TESTO RIPORTATO:
------
Pur con tutto l’ottimismo del caso, non possiamo dare torto a chi dice che i rapporti occasionali siano più rischiosi a livello sanitario dei rapporti stabili con una persona di cui conosciamo le abitudini magari da tempo. È una semplice questione numerica: aumenta il numero dei partner sessuali e aumenterai le probabilità di esposizione al contagio, poiché non sai quanti contatti hanno avuto con altre persone. I rischi così si moltiplicano. Questo non vuol dire che incontrare amici o avere un solo partner non comporti dei rischi, poiché anche amici, familiari e partner hanno diversi contatti nelle loro cerchie, ma è un semplice incrocio di fattori e di precauzioni. Le indicazioni della Società Italiana di Contraccezione (SIC), pubblicate dopo il lockdown, ricordano che “il partner più sicuro è qualcuno con cui si vive o si è convissuto prima dell’isolamento” e segnalano che “è bene comunque evitare rapporti occasionali non protetti”. Secondo Salvo Caruso, Presidente della Federazione Italiana di Sessuologia Scientifica (FISS), “la mascherina è il nuovo condom”.

Al tempo stesso possiamo dirci con tutta franchezza che l’astinenza non è la soluzione. Ci sono escamotage come il sexting e il virtual sex, è vero, ma per quanto possano essere un diversivo, non soppiantano per molti la necessità di un rapporto fisico. Indicazioni più realistiche sono arrivate dalla comunità sex positive e ad esempio dal consulente sessuale Kenneth Play, che insieme a Zhana Vrangalova, Chelsey Fasano e Karen Ambert ha creato la guida Smarter Hookups in the Time of COVID-19 (“Appuntamenti più furbi al tempo del Covid-19”). La guida suggerisce tre domande preliminari da porsi se si vogliono avere rapporti non monogami: “Quali sono i rischi reali? (tasso di contagi nella propria comunità, esposizione al contagio, probabilità di sviluppare sintomi gravi)”; “Qual è il tuo livello di ansia verso questi rischi?”; “Quanto ti attieni ai protocolli di riduzione dei rischi?”. Dai rapporti ad alto rischio con partner, fino ai colleghi e alle persone che si incrociano sul marciapiede, la guida invita a considerare sempre il consenso dei membri delle nostre cerchie e l’impatto che il nostro comportamento può avere sulla nostra salute e su quella degli altri che ci sono vicini.

Se già ci eravamo resi conto di non vivere in Sex and the City e le dating app si erano rivelate la nuova frontiera degli appuntamenti, con la pandemia le cose sono cambiate ancora. Come abbiamo visto, incontrare qualcuno significa chiederci qual è la nostra tolleranza del rischio possibile che porta con sé e che impatto potrebbe avere non solo su di noi, ma sulla nostra intera rete di contatti. Purtroppo non esiste un manuale del perfetto appuntamento in pandemia, sta a ciascuno di noi capire cosa è meglio per sé, rispettando le regole. Quel che emerge chiaramente da tutte queste considerazioni, però, è che conoscere qualcuno significherà irrimediabilmente attuare un compromesso soggettivo tra rischio e desiderio.
------
VOCI REGISTRATE:
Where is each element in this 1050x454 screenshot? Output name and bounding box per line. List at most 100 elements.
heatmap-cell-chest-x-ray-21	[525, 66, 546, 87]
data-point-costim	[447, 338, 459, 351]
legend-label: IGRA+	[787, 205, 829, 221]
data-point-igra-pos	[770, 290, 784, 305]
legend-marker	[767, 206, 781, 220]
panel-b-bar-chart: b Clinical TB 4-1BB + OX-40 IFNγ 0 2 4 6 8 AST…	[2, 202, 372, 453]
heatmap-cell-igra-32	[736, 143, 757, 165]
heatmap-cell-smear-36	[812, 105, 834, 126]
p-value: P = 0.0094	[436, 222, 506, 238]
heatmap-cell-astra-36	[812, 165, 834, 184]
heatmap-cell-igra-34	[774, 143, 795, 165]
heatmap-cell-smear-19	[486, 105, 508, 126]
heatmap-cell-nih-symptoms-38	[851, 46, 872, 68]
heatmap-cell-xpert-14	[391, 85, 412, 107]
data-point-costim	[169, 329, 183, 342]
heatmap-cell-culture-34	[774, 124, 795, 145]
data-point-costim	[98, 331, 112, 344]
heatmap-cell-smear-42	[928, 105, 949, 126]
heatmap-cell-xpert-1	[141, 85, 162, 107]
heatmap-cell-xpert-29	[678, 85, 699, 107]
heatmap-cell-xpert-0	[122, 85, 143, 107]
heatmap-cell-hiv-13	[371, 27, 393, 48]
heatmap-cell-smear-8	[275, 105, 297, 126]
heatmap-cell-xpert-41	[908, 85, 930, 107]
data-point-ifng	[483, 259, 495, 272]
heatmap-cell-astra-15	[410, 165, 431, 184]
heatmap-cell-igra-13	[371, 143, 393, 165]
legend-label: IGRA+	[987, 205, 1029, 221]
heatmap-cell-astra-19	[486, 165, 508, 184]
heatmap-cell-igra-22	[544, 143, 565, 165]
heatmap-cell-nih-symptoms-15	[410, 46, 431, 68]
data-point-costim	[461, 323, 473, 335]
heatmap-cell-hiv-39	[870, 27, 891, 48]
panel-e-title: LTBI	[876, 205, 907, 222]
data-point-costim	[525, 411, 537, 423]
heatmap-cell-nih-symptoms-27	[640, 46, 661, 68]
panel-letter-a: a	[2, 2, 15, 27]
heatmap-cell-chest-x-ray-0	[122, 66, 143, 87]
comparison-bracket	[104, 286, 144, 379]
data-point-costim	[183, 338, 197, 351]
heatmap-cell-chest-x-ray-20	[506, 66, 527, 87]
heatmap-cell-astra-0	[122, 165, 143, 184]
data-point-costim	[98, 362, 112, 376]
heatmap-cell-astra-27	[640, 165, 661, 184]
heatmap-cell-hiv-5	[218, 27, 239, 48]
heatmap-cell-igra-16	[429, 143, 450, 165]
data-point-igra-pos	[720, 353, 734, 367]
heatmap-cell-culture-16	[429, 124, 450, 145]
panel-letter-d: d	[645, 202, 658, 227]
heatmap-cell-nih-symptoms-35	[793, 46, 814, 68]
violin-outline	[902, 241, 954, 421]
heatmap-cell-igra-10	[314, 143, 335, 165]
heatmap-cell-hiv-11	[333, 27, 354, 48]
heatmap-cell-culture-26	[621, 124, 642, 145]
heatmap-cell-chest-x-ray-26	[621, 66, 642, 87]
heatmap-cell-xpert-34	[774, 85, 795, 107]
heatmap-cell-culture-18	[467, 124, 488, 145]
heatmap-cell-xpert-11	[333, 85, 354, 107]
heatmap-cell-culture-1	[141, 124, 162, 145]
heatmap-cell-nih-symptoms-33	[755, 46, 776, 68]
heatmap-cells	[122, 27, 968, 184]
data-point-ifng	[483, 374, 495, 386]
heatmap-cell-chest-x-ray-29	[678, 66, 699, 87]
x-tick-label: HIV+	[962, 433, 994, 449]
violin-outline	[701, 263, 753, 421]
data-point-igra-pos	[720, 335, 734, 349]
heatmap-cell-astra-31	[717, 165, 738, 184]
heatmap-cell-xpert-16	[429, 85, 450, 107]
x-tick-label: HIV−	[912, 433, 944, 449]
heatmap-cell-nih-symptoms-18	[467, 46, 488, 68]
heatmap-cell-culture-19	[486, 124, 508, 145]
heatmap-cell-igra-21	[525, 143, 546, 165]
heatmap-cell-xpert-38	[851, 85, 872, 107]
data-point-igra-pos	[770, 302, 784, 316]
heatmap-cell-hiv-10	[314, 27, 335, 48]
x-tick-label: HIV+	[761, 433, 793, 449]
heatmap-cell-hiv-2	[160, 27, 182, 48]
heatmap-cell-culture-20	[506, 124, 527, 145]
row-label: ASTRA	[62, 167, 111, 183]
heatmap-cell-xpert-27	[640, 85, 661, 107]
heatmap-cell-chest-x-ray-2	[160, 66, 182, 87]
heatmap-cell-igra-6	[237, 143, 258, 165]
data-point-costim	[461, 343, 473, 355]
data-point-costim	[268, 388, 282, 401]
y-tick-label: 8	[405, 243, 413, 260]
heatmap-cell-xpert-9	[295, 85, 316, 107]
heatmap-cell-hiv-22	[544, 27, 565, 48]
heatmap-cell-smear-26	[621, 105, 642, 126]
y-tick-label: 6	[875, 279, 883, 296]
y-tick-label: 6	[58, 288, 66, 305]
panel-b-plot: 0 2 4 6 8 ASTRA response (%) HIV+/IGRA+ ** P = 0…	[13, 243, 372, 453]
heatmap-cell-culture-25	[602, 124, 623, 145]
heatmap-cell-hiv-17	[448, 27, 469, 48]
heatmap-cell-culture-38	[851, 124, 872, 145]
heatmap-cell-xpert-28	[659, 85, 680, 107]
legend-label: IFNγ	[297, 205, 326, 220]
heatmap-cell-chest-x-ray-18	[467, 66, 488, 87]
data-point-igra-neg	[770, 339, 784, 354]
------
COMPITI DA SVOLGERE:
#1 Traduci in inglese questa frase del testo sugli incontri in pandemia: "Al tempo stesso possiamo dirci con tutta franchezza che l’astinenza non è la soluzione."
#2 Riscrivi la parte del testo sugli incontri in pandemia che comincia con le parole "Se già ci eravamo" e si chiude dopo "rischio e desiderio.", mettendo "app di incontri" al posto di "dating app".
#3 Rispondi a queste domande sul testo sugli incontri in pandemia.
(a) Chi è il Presidente della Federazione Italiana di Sessuologia Scientifica?
(b) Quante domande preliminari suggerisce la guida Smarter Hookups in the Time of COVID-19?
(c) Tra quali due elementi conoscere qualcuno significherà attuare un compromesso soggettivo?

RISPOSTE AI COMPITI:
#1 At the same time, we can tell ourselves quite frankly that abstinence is not the solution.

#2
Se già ci eravamo resi conto di non vivere in Sex and the City e le app di incontri si erano rivelate la nuova frontiera degli appuntamenti, con la pandemia le cose sono cambiate ancora. Come abbiamo visto, incontrare qualcuno significa chiederci qual è la nostra tolleranza del rischio possibile che porta con sé e che impatto potrebbe avere non solo su di noi, ma sulla nostra intera rete di contatti. Purtroppo non esiste un manuale del perfetto appuntamento in pandemia, sta a ciascuno di noi capire cosa è meglio per sé, rispettando le regole. Quel che emerge chiaramente da tutte queste considerazioni, però, è che conoscere qualcuno significherà irrimediabilmente attuare un compromesso soggettivo tra rischio e desiderio.

#3
(a) Salvo Caruso.
(b) Tre.
(c) Tra rischio e desiderio.